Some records
****************************************

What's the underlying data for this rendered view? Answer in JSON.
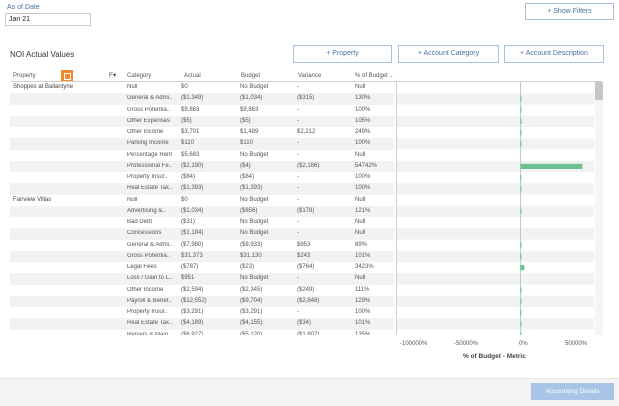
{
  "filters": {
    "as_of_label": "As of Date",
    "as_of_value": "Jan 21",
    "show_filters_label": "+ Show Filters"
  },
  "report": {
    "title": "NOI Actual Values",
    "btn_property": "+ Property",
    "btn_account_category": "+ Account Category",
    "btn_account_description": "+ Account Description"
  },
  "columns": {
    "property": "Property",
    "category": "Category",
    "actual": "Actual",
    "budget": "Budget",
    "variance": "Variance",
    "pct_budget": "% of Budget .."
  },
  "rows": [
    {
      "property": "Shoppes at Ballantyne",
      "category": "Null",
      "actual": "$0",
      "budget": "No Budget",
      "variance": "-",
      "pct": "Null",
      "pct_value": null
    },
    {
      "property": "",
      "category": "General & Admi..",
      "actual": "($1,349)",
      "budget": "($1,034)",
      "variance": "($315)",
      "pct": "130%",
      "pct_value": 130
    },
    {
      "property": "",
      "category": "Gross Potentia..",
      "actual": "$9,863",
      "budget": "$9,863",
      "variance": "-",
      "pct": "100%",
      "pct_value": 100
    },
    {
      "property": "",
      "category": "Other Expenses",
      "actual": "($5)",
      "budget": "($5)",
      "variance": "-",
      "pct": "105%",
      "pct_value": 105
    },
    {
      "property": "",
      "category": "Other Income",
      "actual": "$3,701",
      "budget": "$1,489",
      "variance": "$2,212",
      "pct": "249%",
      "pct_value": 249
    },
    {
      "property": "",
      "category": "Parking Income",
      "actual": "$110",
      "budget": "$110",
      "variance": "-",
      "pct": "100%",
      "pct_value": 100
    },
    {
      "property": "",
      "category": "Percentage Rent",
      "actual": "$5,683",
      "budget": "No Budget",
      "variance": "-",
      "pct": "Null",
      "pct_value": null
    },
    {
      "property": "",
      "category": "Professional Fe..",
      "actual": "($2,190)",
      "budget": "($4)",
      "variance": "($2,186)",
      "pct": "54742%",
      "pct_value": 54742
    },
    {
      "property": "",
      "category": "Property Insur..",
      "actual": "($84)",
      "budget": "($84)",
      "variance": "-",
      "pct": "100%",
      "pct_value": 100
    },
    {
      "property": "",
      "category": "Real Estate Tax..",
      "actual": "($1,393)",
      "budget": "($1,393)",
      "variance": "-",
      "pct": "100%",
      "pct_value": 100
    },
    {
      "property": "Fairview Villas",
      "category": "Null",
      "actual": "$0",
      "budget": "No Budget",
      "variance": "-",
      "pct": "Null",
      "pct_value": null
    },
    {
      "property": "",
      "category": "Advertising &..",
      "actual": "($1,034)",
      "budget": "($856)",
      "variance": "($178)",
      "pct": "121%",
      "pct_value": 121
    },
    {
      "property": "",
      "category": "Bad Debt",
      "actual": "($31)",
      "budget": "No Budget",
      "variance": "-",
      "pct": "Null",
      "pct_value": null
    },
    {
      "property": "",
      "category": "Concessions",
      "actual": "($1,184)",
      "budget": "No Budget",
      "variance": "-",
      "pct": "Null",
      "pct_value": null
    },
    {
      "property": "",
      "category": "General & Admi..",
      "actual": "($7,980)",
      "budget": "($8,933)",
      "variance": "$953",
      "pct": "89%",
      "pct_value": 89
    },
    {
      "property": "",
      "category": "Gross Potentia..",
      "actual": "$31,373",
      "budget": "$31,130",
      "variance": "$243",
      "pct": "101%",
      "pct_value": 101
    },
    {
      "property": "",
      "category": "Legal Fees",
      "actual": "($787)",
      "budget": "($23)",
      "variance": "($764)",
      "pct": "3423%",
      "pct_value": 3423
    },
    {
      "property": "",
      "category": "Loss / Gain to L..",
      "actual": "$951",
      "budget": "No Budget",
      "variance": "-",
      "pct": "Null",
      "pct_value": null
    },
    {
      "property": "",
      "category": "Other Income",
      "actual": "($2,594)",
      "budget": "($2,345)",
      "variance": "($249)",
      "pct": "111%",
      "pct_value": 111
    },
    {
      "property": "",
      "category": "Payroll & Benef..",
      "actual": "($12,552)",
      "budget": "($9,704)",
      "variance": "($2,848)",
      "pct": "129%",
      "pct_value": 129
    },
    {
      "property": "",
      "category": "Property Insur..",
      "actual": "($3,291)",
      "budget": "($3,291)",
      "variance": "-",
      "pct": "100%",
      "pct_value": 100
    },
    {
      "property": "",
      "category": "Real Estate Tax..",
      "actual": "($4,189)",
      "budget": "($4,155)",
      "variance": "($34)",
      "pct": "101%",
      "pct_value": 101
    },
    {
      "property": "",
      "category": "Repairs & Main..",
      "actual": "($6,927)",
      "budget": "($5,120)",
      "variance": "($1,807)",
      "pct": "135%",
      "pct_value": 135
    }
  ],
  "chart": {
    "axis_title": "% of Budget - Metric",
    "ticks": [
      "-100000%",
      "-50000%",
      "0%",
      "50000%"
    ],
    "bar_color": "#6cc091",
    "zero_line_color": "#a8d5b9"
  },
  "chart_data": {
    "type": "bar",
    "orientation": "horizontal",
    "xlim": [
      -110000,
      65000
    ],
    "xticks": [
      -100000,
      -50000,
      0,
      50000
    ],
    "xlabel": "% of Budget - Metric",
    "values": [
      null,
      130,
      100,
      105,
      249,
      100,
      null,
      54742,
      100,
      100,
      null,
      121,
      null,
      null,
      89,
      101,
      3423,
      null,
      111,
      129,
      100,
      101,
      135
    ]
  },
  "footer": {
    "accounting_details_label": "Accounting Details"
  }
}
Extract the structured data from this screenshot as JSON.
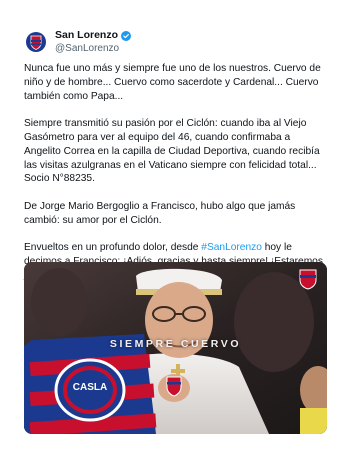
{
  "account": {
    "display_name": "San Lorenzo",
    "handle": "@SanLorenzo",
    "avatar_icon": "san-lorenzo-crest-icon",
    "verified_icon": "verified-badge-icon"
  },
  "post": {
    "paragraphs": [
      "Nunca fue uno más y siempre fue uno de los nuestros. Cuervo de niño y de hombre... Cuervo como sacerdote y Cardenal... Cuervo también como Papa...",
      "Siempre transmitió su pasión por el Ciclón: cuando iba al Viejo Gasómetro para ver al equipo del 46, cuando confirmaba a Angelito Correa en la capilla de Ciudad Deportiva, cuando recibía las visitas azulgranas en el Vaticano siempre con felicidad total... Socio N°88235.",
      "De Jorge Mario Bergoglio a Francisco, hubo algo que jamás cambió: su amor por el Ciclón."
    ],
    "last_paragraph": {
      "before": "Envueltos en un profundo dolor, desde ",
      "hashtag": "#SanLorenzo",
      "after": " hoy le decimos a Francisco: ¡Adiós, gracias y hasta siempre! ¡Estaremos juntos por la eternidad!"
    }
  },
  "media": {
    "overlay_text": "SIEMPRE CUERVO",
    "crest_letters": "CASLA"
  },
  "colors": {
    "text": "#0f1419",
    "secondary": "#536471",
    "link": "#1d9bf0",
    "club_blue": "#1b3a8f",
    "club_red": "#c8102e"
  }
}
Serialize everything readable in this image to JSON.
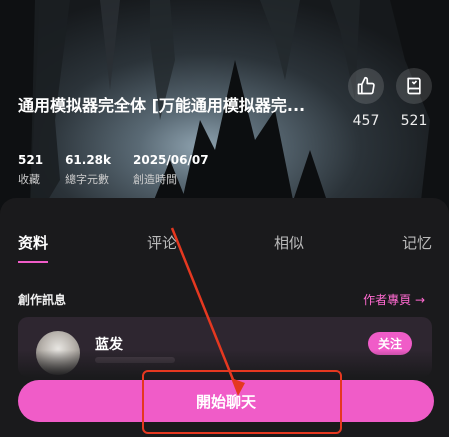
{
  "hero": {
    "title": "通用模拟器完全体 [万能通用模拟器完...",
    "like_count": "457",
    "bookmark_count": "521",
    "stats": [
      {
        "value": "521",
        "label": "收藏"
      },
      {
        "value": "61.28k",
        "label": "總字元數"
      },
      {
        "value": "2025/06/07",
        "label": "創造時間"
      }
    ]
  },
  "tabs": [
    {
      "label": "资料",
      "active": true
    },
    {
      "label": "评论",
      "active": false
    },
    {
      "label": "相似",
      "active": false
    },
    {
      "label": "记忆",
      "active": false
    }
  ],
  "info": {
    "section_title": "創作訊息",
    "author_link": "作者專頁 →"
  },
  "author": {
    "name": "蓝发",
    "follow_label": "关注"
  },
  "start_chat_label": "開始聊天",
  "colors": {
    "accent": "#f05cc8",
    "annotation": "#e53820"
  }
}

****************************************

■ **WORK TO DO**: Every line should be retyped exactly, with the pictures omitted.

■ **WORKED SOLUTION**:
What's the underlying data for this rendered view? Answer in JSON.
{
  "filters": {
    "as_of_label": "As of Date",
    "as_of_value": "Jan 21",
    "show_filters_label": "+ Show Filters"
  },
  "report": {
    "title": "NOI Actual Values",
    "btn_property": "+ Property",
    "btn_account_category": "+ Account Category",
    "btn_account_description": "+ Account Description"
  },
  "columns": {
    "property": "Property",
    "category": "Category",
    "actual": "Actual",
    "budget": "Budget",
    "variance": "Variance",
    "pct_budget": "% of Budget .."
  },
  "rows": [
    {
      "property": "Shoppes at Ballantyne",
      "category": "Null",
      "actual": "$0",
      "budget": "No Budget",
      "variance": "-",
      "pct": "Null",
      "pct_value": null
    },
    {
      "property": "",
      "category": "General & Admi..",
      "actual": "($1,349)",
      "budget": "($1,034)",
      "variance": "($315)",
      "pct": "130%",
      "pct_value": 130
    },
    {
      "property": "",
      "category": "Gross Potentia..",
      "actual": "$9,863",
      "budget": "$9,863",
      "variance": "-",
      "pct": "100%",
      "pct_value": 100
    },
    {
      "property": "",
      "category": "Other Expenses",
      "actual": "($5)",
      "budget": "($5)",
      "variance": "-",
      "pct": "105%",
      "pct_value": 105
    },
    {
      "property": "",
      "category": "Other Income",
      "actual": "$3,701",
      "budget": "$1,489",
      "variance": "$2,212",
      "pct": "249%",
      "pct_value": 249
    },
    {
      "property": "",
      "category": "Parking Income",
      "actual": "$110",
      "budget": "$110",
      "variance": "-",
      "pct": "100%",
      "pct_value": 100
    },
    {
      "property": "",
      "category": "Percentage Rent",
      "actual": "$5,683",
      "budget": "No Budget",
      "variance": "-",
      "pct": "Null",
      "pct_value": null
    },
    {
      "property": "",
      "category": "Professional Fe..",
      "actual": "($2,190)",
      "budget": "($4)",
      "variance": "($2,186)",
      "pct": "54742%",
      "pct_value": 54742
    },
    {
      "property": "",
      "category": "Property Insur..",
      "actual": "($84)",
      "budget": "($84)",
      "variance": "-",
      "pct": "100%",
      "pct_value": 100
    },
    {
      "property": "",
      "category": "Real Estate Tax..",
      "actual": "($1,393)",
      "budget": "($1,393)",
      "variance": "-",
      "pct": "100%",
      "pct_value": 100
    },
    {
      "property": "Fairview Villas",
      "category": "Null",
      "actual": "$0",
      "budget": "No Budget",
      "variance": "-",
      "pct": "Null",
      "pct_value": null
    },
    {
      "property": "",
      "category": "Advertising &..",
      "actual": "($1,034)",
      "budget": "($856)",
      "variance": "($178)",
      "pct": "121%",
      "pct_value": 121
    },
    {
      "property": "",
      "category": "Bad Debt",
      "actual": "($31)",
      "budget": "No Budget",
      "variance": "-",
      "pct": "Null",
      "pct_value": null
    },
    {
      "property": "",
      "category": "Concessions",
      "actual": "($1,184)",
      "budget": "No Budget",
      "variance": "-",
      "pct": "Null",
      "pct_value": null
    },
    {
      "property": "",
      "category": "General & Admi..",
      "actual": "($7,980)",
      "budget": "($8,933)",
      "variance": "$953",
      "pct": "89%",
      "pct_value": 89
    },
    {
      "property": "",
      "category": "Gross Potentia..",
      "actual": "$31,373",
      "budget": "$31,130",
      "variance": "$243",
      "pct": "101%",
      "pct_value": 101
    },
    {
      "property": "",
      "category": "Legal Fees",
      "actual": "($787)",
      "budget": "($23)",
      "variance": "($764)",
      "pct": "3423%",
      "pct_value": 3423
    },
    {
      "property": "",
      "category": "Loss / Gain to L..",
      "actual": "$951",
      "budget": "No Budget",
      "variance": "-",
      "pct": "Null",
      "pct_value": null
    },
    {
      "property": "",
      "category": "Other Income",
      "actual": "($2,594)",
      "budget": "($2,345)",
      "variance": "($249)",
      "pct": "111%",
      "pct_value": 111
    },
    {
      "property": "",
      "category": "Payroll & Benef..",
      "actual": "($12,552)",
      "budget": "($9,704)",
      "variance": "($2,848)",
      "pct": "129%",
      "pct_value": 129
    },
    {
      "property": "",
      "category": "Property Insur..",
      "actual": "($3,291)",
      "budget": "($3,291)",
      "variance": "-",
      "pct": "100%",
      "pct_value": 100
    },
    {
      "property": "",
      "category": "Real Estate Tax..",
      "actual": "($4,189)",
      "budget": "($4,155)",
      "variance": "($34)",
      "pct": "101%",
      "pct_value": 101
    },
    {
      "property": "",
      "category": "Repairs & Main..",
      "actual": "($6,927)",
      "budget": "($5,120)",
      "variance": "($1,807)",
      "pct": "135%",
      "pct_value": 135
    }
  ],
  "chart": {
    "axis_title": "% of Budget - Metric",
    "ticks": [
      "-100000%",
      "-50000%",
      "0%",
      "50000%"
    ],
    "bar_color": "#6cc091",
    "zero_line_color": "#a8d5b9"
  },
  "chart_data": {
    "type": "bar",
    "orientation": "horizontal",
    "xlim": [
      -110000,
      65000
    ],
    "xticks": [
      -100000,
      -50000,
      0,
      50000
    ],
    "xlabel": "% of Budget - Metric",
    "values": [
      null,
      130,
      100,
      105,
      249,
      100,
      null,
      54742,
      100,
      100,
      null,
      121,
      null,
      null,
      89,
      101,
      3423,
      null,
      111,
      129,
      100,
      101,
      135
    ]
  },
  "footer": {
    "accounting_details_label": "Accounting Details"
  }
}
Extract the structured data from this screenshot as JSON.
{
  "account": {
    "display_name": "San Lorenzo",
    "handle": "@SanLorenzo",
    "avatar_icon": "san-lorenzo-crest-icon",
    "verified_icon": "verified-badge-icon"
  },
  "post": {
    "paragraphs": [
      "Nunca fue uno más y siempre fue uno de los nuestros. Cuervo de niño y de hombre... Cuervo como sacerdote y Cardenal... Cuervo también como Papa...",
      "Siempre transmitió su pasión por el Ciclón: cuando iba al Viejo Gasómetro para ver al equipo del 46, cuando confirmaba a Angelito Correa en la capilla de Ciudad Deportiva, cuando recibía las visitas azulgranas en el Vaticano siempre con felicidad total... Socio N°88235.",
      "De Jorge Mario Bergoglio a Francisco, hubo algo que jamás cambió: su amor por el Ciclón."
    ],
    "last_paragraph": {
      "before": "Envueltos en un profundo dolor, desde ",
      "hashtag": "#SanLorenzo",
      "after": " hoy le decimos a Francisco: ¡Adiós, gracias y hasta siempre! ¡Estaremos juntos por la eternidad!"
    }
  },
  "media": {
    "overlay_text": "SIEMPRE CUERVO",
    "crest_letters": "CASLA"
  },
  "colors": {
    "text": "#0f1419",
    "secondary": "#536471",
    "link": "#1d9bf0",
    "club_blue": "#1b3a8f",
    "club_red": "#c8102e"
  }
}
Serialize everything readable in this image to JSON.
{
  "hero": {
    "title": "通用模拟器完全体 [万能通用模拟器完...",
    "like_count": "457",
    "bookmark_count": "521",
    "stats": [
      {
        "value": "521",
        "label": "收藏"
      },
      {
        "value": "61.28k",
        "label": "總字元數"
      },
      {
        "value": "2025/06/07",
        "label": "創造時間"
      }
    ]
  },
  "tabs": [
    {
      "label": "资料",
      "active": true
    },
    {
      "label": "评论",
      "active": false
    },
    {
      "label": "相似",
      "active": false
    },
    {
      "label": "记忆",
      "active": false
    }
  ],
  "info": {
    "section_title": "創作訊息",
    "author_link": "作者專頁 →"
  },
  "author": {
    "name": "蓝发",
    "follow_label": "关注"
  },
  "start_chat_label": "開始聊天",
  "colors": {
    "accent": "#f05cc8",
    "annotation": "#e53820"
  }
}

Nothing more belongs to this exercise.